▸ **GIVEN TASK**
From the listing below, work out how many lines contain "this". Reply with that number only.

▸ **EXTRACTED INFORMATION**
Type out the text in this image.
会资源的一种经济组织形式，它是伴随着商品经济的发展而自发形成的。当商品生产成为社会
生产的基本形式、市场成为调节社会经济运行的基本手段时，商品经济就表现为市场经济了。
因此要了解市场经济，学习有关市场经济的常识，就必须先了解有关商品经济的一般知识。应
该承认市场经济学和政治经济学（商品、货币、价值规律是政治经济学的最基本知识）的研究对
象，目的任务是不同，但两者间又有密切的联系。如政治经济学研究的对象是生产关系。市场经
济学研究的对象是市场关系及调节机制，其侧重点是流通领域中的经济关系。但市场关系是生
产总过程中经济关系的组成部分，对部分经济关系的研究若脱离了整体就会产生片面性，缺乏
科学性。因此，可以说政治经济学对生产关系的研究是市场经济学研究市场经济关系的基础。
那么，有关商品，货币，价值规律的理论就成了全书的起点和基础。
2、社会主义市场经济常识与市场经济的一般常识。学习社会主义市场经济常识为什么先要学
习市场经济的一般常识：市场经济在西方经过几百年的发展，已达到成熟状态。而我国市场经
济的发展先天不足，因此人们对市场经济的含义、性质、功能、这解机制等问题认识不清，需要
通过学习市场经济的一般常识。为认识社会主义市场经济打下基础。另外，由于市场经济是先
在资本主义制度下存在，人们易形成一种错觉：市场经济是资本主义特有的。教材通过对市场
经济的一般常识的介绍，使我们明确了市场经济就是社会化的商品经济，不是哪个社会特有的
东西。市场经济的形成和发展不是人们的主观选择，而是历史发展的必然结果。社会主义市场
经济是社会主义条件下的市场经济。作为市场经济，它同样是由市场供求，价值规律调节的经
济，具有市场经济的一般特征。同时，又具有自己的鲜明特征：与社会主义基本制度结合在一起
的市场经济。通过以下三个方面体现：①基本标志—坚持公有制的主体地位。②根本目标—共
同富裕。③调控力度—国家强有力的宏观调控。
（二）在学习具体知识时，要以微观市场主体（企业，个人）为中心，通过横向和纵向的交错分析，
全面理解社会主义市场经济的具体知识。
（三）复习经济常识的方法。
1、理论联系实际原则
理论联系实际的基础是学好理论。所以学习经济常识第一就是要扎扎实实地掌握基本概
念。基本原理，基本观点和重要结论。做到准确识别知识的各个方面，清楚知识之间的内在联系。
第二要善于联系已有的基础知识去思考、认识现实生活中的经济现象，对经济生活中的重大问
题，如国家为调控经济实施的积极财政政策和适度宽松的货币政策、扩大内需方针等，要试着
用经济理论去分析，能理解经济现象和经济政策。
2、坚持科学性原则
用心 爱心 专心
--
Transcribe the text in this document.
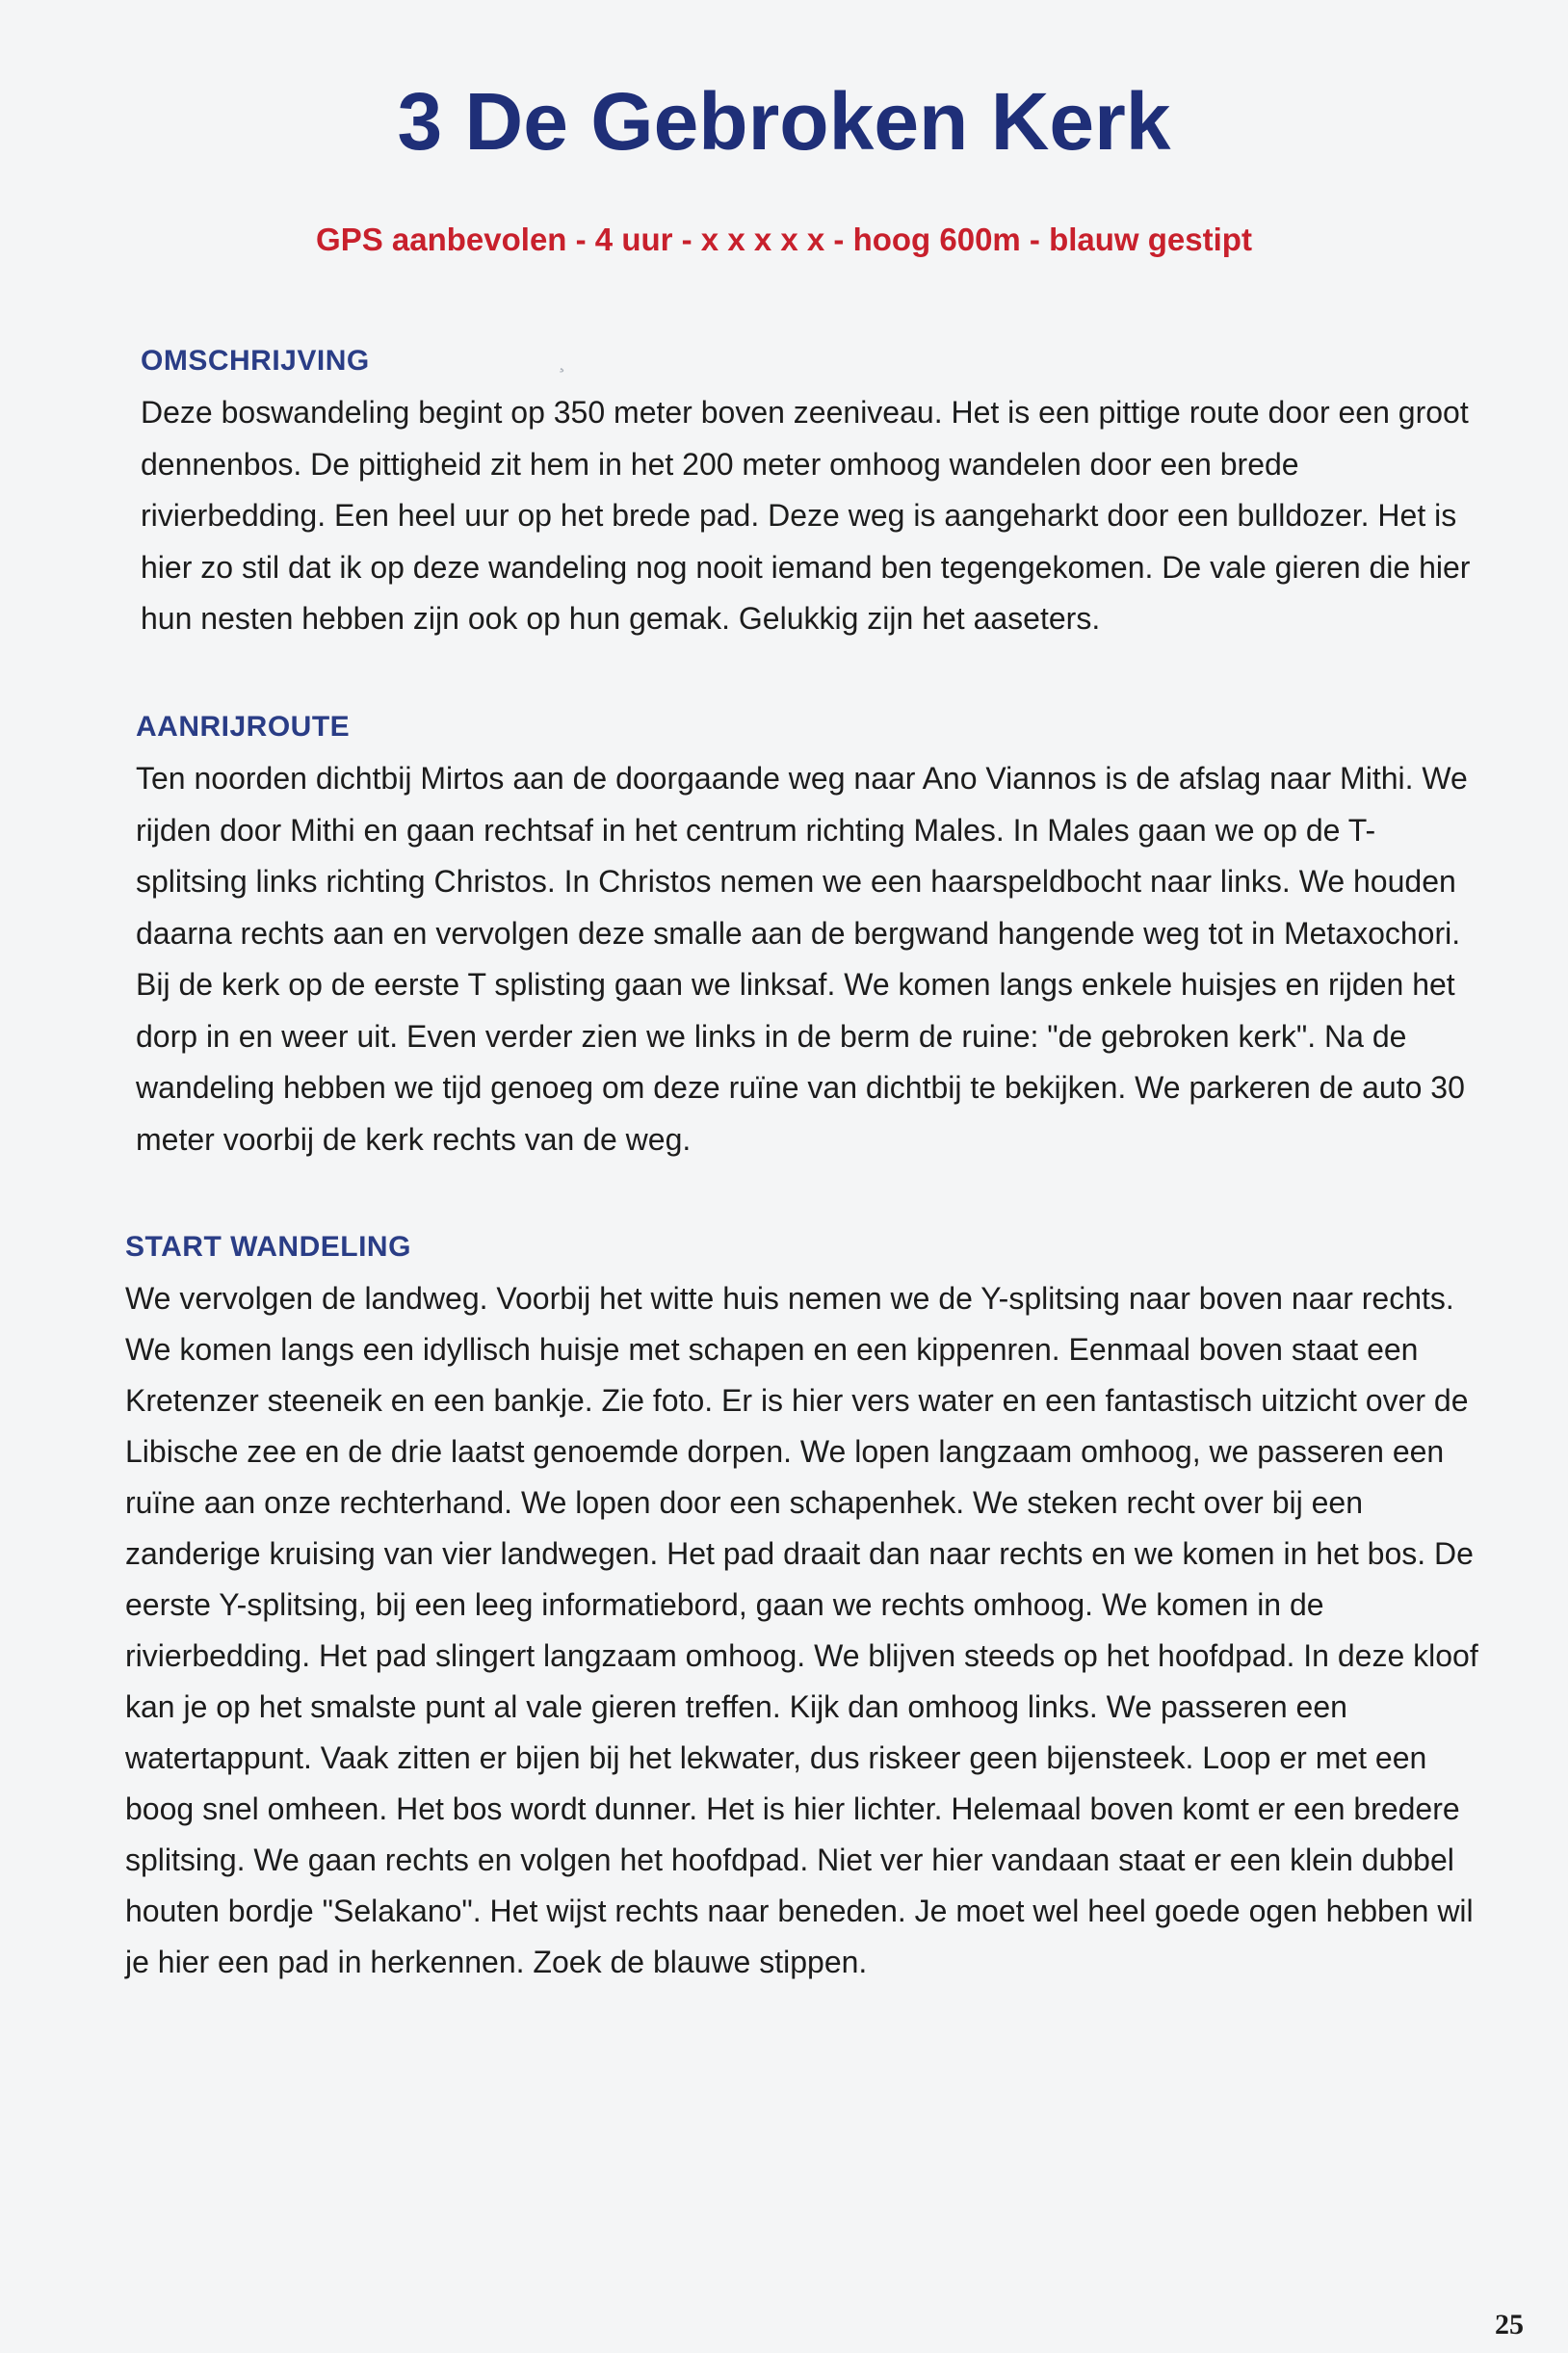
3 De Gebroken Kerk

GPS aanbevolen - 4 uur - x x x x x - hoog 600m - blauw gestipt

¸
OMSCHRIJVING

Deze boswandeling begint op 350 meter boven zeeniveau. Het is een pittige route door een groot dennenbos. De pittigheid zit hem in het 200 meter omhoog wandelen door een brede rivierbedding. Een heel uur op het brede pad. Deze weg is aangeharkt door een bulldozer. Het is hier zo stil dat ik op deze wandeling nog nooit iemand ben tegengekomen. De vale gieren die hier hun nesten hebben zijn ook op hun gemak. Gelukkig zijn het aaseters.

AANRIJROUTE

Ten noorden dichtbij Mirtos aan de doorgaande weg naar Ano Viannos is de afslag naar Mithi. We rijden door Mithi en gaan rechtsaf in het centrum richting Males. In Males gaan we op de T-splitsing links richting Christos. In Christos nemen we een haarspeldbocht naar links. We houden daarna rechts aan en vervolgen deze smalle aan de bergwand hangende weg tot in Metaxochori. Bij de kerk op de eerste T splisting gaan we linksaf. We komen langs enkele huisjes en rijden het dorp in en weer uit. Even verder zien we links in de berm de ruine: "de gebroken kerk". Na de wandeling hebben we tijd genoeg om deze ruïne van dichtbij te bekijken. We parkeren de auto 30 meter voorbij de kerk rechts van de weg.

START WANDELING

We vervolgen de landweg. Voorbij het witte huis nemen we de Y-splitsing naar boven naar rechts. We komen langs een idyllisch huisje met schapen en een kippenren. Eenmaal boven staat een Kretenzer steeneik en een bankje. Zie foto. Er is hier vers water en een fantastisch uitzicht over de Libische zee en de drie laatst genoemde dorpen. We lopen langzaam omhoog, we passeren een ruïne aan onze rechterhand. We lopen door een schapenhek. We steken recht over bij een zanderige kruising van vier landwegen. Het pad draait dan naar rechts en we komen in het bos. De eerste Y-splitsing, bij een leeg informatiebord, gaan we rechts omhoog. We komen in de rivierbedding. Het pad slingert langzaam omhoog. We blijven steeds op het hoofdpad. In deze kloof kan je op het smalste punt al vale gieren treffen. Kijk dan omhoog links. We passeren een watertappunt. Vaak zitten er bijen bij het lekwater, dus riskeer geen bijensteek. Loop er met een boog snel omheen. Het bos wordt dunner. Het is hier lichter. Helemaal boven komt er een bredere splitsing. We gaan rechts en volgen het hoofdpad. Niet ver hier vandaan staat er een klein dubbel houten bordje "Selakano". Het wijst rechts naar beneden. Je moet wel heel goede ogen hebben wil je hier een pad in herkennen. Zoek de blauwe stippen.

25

▸ **ANSWER**
2